Repeat, exactly and completely, the entries shown underneath.

A run of records:
::::::
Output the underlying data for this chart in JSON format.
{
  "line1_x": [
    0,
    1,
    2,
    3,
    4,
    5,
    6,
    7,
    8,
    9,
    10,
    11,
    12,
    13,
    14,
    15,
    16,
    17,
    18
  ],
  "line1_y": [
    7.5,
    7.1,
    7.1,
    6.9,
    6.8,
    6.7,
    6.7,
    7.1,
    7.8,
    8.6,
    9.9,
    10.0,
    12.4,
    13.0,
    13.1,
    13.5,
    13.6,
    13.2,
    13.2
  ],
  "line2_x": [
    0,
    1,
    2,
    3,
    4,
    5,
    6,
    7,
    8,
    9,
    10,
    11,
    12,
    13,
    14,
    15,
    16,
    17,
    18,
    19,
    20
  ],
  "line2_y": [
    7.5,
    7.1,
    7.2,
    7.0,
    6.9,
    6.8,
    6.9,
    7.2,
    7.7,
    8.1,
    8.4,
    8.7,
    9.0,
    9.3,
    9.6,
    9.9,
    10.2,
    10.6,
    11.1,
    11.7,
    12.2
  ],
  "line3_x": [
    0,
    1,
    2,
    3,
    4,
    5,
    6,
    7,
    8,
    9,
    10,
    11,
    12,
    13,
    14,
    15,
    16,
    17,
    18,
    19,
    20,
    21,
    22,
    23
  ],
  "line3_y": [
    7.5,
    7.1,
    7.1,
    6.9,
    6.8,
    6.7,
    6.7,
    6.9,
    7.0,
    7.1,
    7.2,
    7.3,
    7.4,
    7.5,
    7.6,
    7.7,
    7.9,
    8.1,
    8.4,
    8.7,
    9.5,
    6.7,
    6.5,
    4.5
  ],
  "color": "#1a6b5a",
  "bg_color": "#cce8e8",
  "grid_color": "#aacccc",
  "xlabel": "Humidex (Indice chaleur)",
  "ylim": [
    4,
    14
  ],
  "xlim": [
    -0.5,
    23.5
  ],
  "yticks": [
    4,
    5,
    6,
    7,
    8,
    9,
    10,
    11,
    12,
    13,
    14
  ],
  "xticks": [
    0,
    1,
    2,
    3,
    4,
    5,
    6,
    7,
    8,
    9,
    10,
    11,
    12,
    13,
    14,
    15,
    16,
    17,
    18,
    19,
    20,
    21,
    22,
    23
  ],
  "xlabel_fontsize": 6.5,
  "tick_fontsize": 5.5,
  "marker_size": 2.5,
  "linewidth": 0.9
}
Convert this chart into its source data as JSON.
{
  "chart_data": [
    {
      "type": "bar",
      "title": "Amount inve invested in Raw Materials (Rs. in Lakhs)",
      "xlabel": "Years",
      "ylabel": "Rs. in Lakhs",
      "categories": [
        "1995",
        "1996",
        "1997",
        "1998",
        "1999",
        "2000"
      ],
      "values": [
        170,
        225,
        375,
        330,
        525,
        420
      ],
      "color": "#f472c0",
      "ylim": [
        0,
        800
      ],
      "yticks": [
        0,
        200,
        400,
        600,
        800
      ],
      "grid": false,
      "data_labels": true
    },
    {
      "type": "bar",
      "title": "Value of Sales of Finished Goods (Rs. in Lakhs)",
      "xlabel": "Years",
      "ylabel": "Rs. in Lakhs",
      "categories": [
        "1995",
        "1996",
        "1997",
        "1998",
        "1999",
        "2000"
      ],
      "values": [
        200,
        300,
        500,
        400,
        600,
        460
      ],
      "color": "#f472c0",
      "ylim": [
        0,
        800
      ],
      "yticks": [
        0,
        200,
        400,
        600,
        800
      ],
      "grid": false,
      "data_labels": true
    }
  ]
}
::::::
Solution for this problem:
Output the underlying data for this chart in JSON format.
{
  "line1_x": [
    0,
    1,
    2,
    3,
    4,
    5,
    6,
    7,
    8,
    9,
    10,
    11,
    12,
    13,
    14,
    15,
    16,
    17,
    18
  ],
  "line1_y": [
    7.5,
    7.1,
    7.1,
    6.9,
    6.8,
    6.7,
    6.7,
    7.1,
    7.8,
    8.6,
    9.9,
    10.0,
    12.4,
    13.0,
    13.1,
    13.5,
    13.6,
    13.2,
    13.2
  ],
  "line2_x": [
    0,
    1,
    2,
    3,
    4,
    5,
    6,
    7,
    8,
    9,
    10,
    11,
    12,
    13,
    14,
    15,
    16,
    17,
    18,
    19,
    20
  ],
  "line2_y": [
    7.5,
    7.1,
    7.2,
    7.0,
    6.9,
    6.8,
    6.9,
    7.2,
    7.7,
    8.1,
    8.4,
    8.7,
    9.0,
    9.3,
    9.6,
    9.9,
    10.2,
    10.6,
    11.1,
    11.7,
    12.2
  ],
  "line3_x": [
    0,
    1,
    2,
    3,
    4,
    5,
    6,
    7,
    8,
    9,
    10,
    11,
    12,
    13,
    14,
    15,
    16,
    17,
    18,
    19,
    20,
    21,
    22,
    23
  ],
  "line3_y": [
    7.5,
    7.1,
    7.1,
    6.9,
    6.8,
    6.7,
    6.7,
    6.9,
    7.0,
    7.1,
    7.2,
    7.3,
    7.4,
    7.5,
    7.6,
    7.7,
    7.9,
    8.1,
    8.4,
    8.7,
    9.5,
    6.7,
    6.5,
    4.5
  ],
  "color": "#1a6b5a",
  "bg_color": "#cce8e8",
  "grid_color": "#aacccc",
  "xlabel": "Humidex (Indice chaleur)",
  "ylim": [
    4,
    14
  ],
  "xlim": [
    -0.5,
    23.5
  ],
  "yticks": [
    4,
    5,
    6,
    7,
    8,
    9,
    10,
    11,
    12,
    13,
    14
  ],
  "xticks": [
    0,
    1,
    2,
    3,
    4,
    5,
    6,
    7,
    8,
    9,
    10,
    11,
    12,
    13,
    14,
    15,
    16,
    17,
    18,
    19,
    20,
    21,
    22,
    23
  ],
  "xlabel_fontsize": 6.5,
  "tick_fontsize": 5.5,
  "marker_size": 2.5,
  "linewidth": 0.9
}
Convert this chart into its source data as JSON.
{
  "chart_data": [
    {
      "type": "bar",
      "title": "Amount inve invested in Raw Materials (Rs. in Lakhs)",
      "xlabel": "Years",
      "ylabel": "Rs. in Lakhs",
      "categories": [
        "1995",
        "1996",
        "1997",
        "1998",
        "1999",
        "2000"
      ],
      "values": [
        170,
        225,
        375,
        330,
        525,
        420
      ],
      "color": "#f472c0",
      "ylim": [
        0,
        800
      ],
      "yticks": [
        0,
        200,
        400,
        600,
        800
      ],
      "grid": false,
      "data_labels": true
    },
    {
      "type": "bar",
      "title": "Value of Sales of Finished Goods (Rs. in Lakhs)",
      "xlabel": "Years",
      "ylabel": "Rs. in Lakhs",
      "categories": [
        "1995",
        "1996",
        "1997",
        "1998",
        "1999",
        "2000"
      ],
      "values": [
        200,
        300,
        500,
        400,
        600,
        460
      ],
      "color": "#f472c0",
      "ylim": [
        0,
        800
      ],
      "yticks": [
        0,
        200,
        400,
        600,
        800
      ],
      "grid": false,
      "data_labels": true
    }
  ]
}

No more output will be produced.